Return the lines below that carry the word "racconto".

Start of Supplied information

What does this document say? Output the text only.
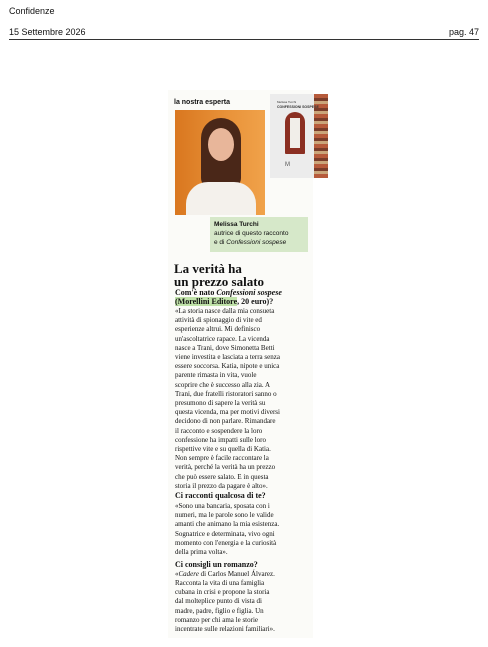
Confidenze
15 Settembre 2026	pag. 47
la nostra esperta	Melissa Turchi
CONFESSIONI SOSPESE
M
Melissa Turchi
autrice di questo racconto
e di Confessioni sospese
La verità ha
un prezzo salato
Com'è nato Confessioni sospese
(Morellini Editore, 20 euro)?
«La storia nasce dalla mia consueta
attività di spionaggio di vite ed
esperienze altrui. Mi definisco
un'ascoltatrice rapace. La vicenda
nasce a Trani, dove Simonetta Betti
viene investita e lasciata a terra senza
essere soccorsa. Katia, nipote e unica
parente rimasta in vita, vuole
scoprire che è successo alla zia. A
Trani, due fratelli ristoratori sanno o
presumono di sapere la verità su
questa vicenda, ma per motivi diversi
decidono di non parlare. Rimandare
il racconto e sospendere la loro
confessione ha impatti sulle loro
rispettive vite e su quella di Katia.
Non sempre è facile raccontare la
verità, perché la verità ha un prezzo
che può essere salato. E in questa
storia il prezzo da pagare è alto».
Ci racconti qualcosa di te?
«Sono una bancaria, sposata con i
numeri, ma le parole sono le valide
amanti che animano la mia esistenza.
Sognatrice e determinata, vivo ogni
momento con l'energia e la curiosità
della prima volta».
Ci consigli un romanzo?
«Cadere di Carlos Manuel Álvarez.
Racconta la vita di una famiglia
cubana in crisi e propone la storia
dal molteplice punto di vista di
madre, padre, figlio e figlia. Un
romanzo per chi ama le storie
incentrate sulle relazioni familiari».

End of Supplied information

### Answer below
autrice di questo racconto
il racconto e sospendere la loro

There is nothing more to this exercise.